EXERCISE DIRECTIONS
All the data should come back exactly as it was given.

--- BEGIN RECORDS TO PROCESS ---

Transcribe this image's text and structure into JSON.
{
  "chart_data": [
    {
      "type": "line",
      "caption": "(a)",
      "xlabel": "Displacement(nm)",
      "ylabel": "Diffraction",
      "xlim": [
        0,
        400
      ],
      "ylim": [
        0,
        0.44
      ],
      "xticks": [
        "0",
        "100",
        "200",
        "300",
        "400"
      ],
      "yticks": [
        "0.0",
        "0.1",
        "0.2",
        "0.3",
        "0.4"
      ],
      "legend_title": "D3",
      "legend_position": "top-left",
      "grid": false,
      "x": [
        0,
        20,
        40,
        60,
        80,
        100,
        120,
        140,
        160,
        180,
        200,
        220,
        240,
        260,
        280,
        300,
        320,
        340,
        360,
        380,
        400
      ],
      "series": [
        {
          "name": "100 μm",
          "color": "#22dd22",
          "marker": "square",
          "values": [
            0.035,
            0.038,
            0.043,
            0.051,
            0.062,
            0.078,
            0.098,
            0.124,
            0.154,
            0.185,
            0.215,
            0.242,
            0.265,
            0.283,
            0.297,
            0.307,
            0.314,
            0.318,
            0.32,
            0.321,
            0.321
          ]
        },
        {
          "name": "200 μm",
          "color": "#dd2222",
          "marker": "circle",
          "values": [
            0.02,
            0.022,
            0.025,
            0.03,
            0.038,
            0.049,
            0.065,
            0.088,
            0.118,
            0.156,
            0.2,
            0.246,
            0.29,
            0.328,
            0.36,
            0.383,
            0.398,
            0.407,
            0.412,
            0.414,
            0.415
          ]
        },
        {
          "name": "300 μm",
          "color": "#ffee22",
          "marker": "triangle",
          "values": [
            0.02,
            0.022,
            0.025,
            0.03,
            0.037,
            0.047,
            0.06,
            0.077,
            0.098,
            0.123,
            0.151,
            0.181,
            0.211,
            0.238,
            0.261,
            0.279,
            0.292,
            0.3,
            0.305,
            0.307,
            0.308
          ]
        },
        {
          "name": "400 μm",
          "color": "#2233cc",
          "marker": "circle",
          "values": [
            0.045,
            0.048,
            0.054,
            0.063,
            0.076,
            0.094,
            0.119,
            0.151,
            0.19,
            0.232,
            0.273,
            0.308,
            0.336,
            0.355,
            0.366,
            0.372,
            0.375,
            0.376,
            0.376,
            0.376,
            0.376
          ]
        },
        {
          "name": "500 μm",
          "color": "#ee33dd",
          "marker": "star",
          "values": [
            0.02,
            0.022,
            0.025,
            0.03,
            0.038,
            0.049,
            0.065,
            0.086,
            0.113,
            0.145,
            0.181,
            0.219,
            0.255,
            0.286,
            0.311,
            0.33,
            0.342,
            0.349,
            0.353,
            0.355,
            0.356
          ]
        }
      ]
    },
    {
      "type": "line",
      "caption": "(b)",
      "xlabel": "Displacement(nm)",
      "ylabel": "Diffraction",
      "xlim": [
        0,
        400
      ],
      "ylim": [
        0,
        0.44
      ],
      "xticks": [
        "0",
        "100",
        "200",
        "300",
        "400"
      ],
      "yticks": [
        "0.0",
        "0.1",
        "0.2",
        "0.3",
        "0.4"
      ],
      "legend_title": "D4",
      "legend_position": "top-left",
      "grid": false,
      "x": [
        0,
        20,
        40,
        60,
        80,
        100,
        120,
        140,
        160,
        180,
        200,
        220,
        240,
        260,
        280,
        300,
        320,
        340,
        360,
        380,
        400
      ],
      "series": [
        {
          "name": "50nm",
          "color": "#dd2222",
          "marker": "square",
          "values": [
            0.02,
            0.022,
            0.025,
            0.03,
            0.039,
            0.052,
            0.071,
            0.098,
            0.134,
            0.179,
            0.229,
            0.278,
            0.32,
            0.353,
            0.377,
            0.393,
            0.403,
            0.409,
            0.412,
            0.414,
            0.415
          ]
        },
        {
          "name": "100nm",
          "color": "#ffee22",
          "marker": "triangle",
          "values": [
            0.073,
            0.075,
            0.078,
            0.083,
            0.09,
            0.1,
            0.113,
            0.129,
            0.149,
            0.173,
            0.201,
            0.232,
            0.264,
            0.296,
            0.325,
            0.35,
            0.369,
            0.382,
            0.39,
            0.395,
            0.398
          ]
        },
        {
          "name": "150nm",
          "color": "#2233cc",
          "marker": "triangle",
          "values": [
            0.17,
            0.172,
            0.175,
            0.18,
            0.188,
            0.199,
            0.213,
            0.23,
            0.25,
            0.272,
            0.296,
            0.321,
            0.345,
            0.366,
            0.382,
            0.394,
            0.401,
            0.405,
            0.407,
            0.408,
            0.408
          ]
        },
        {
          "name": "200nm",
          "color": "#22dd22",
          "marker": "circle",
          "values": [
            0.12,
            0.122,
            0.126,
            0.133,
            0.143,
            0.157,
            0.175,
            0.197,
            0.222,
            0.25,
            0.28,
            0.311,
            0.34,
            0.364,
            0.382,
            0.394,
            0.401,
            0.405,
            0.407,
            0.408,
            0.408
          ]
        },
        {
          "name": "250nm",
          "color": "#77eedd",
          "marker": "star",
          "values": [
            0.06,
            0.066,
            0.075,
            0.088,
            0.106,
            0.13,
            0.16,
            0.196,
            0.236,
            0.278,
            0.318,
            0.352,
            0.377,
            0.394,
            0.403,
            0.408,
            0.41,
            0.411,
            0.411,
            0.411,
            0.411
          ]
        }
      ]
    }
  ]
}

--- END RECORDS TO PROCESS ---

WRITTEN RESPONSE
Transcribe this image's text and structure into JSON.
{
  "chart_data": [
    {
      "type": "line",
      "caption": "(a)",
      "xlabel": "Displacement(nm)",
      "ylabel": "Diffraction",
      "xlim": [
        0,
        400
      ],
      "ylim": [
        0,
        0.44
      ],
      "xticks": [
        "0",
        "100",
        "200",
        "300",
        "400"
      ],
      "yticks": [
        "0.0",
        "0.1",
        "0.2",
        "0.3",
        "0.4"
      ],
      "legend_title": "D3",
      "legend_position": "top-left",
      "grid": false,
      "x": [
        0,
        20,
        40,
        60,
        80,
        100,
        120,
        140,
        160,
        180,
        200,
        220,
        240,
        260,
        280,
        300,
        320,
        340,
        360,
        380,
        400
      ],
      "series": [
        {
          "name": "100 μm",
          "color": "#22dd22",
          "marker": "square",
          "values": [
            0.035,
            0.038,
            0.043,
            0.051,
            0.062,
            0.078,
            0.098,
            0.124,
            0.154,
            0.185,
            0.215,
            0.242,
            0.265,
            0.283,
            0.297,
            0.307,
            0.314,
            0.318,
            0.32,
            0.321,
            0.321
          ]
        },
        {
          "name": "200 μm",
          "color": "#dd2222",
          "marker": "circle",
          "values": [
            0.02,
            0.022,
            0.025,
            0.03,
            0.038,
            0.049,
            0.065,
            0.088,
            0.118,
            0.156,
            0.2,
            0.246,
            0.29,
            0.328,
            0.36,
            0.383,
            0.398,
            0.407,
            0.412,
            0.414,
            0.415
          ]
        },
        {
          "name": "300 μm",
          "color": "#ffee22",
          "marker": "triangle",
          "values": [
            0.02,
            0.022,
            0.025,
            0.03,
            0.037,
            0.047,
            0.06,
            0.077,
            0.098,
            0.123,
            0.151,
            0.181,
            0.211,
            0.238,
            0.261,
            0.279,
            0.292,
            0.3,
            0.305,
            0.307,
            0.308
          ]
        },
        {
          "name": "400 μm",
          "color": "#2233cc",
          "marker": "circle",
          "values": [
            0.045,
            0.048,
            0.054,
            0.063,
            0.076,
            0.094,
            0.119,
            0.151,
            0.19,
            0.232,
            0.273,
            0.308,
            0.336,
            0.355,
            0.366,
            0.372,
            0.375,
            0.376,
            0.376,
            0.376,
            0.376
          ]
        },
        {
          "name": "500 μm",
          "color": "#ee33dd",
          "marker": "star",
          "values": [
            0.02,
            0.022,
            0.025,
            0.03,
            0.038,
            0.049,
            0.065,
            0.086,
            0.113,
            0.145,
            0.181,
            0.219,
            0.255,
            0.286,
            0.311,
            0.33,
            0.342,
            0.349,
            0.353,
            0.355,
            0.356
          ]
        }
      ]
    },
    {
      "type": "line",
      "caption": "(b)",
      "xlabel": "Displacement(nm)",
      "ylabel": "Diffraction",
      "xlim": [
        0,
        400
      ],
      "ylim": [
        0,
        0.44
      ],
      "xticks": [
        "0",
        "100",
        "200",
        "300",
        "400"
      ],
      "yticks": [
        "0.0",
        "0.1",
        "0.2",
        "0.3",
        "0.4"
      ],
      "legend_title": "D4",
      "legend_position": "top-left",
      "grid": false,
      "x": [
        0,
        20,
        40,
        60,
        80,
        100,
        120,
        140,
        160,
        180,
        200,
        220,
        240,
        260,
        280,
        300,
        320,
        340,
        360,
        380,
        400
      ],
      "series": [
        {
          "name": "50nm",
          "color": "#dd2222",
          "marker": "square",
          "values": [
            0.02,
            0.022,
            0.025,
            0.03,
            0.039,
            0.052,
            0.071,
            0.098,
            0.134,
            0.179,
            0.229,
            0.278,
            0.32,
            0.353,
            0.377,
            0.393,
            0.403,
            0.409,
            0.412,
            0.414,
            0.415
          ]
        },
        {
          "name": "100nm",
          "color": "#ffee22",
          "marker": "triangle",
          "values": [
            0.073,
            0.075,
            0.078,
            0.083,
            0.09,
            0.1,
            0.113,
            0.129,
            0.149,
            0.173,
            0.201,
            0.232,
            0.264,
            0.296,
            0.325,
            0.35,
            0.369,
            0.382,
            0.39,
            0.395,
            0.398
          ]
        },
        {
          "name": "150nm",
          "color": "#2233cc",
          "marker": "triangle",
          "values": [
            0.17,
            0.172,
            0.175,
            0.18,
            0.188,
            0.199,
            0.213,
            0.23,
            0.25,
            0.272,
            0.296,
            0.321,
            0.345,
            0.366,
            0.382,
            0.394,
            0.401,
            0.405,
            0.407,
            0.408,
            0.408
          ]
        },
        {
          "name": "200nm",
          "color": "#22dd22",
          "marker": "circle",
          "values": [
            0.12,
            0.122,
            0.126,
            0.133,
            0.143,
            0.157,
            0.175,
            0.197,
            0.222,
            0.25,
            0.28,
            0.311,
            0.34,
            0.364,
            0.382,
            0.394,
            0.401,
            0.405,
            0.407,
            0.408,
            0.408
          ]
        },
        {
          "name": "250nm",
          "color": "#77eedd",
          "marker": "star",
          "values": [
            0.06,
            0.066,
            0.075,
            0.088,
            0.106,
            0.13,
            0.16,
            0.196,
            0.236,
            0.278,
            0.318,
            0.352,
            0.377,
            0.394,
            0.403,
            0.408,
            0.41,
            0.411,
            0.411,
            0.411,
            0.411
          ]
        }
      ]
    }
  ]
}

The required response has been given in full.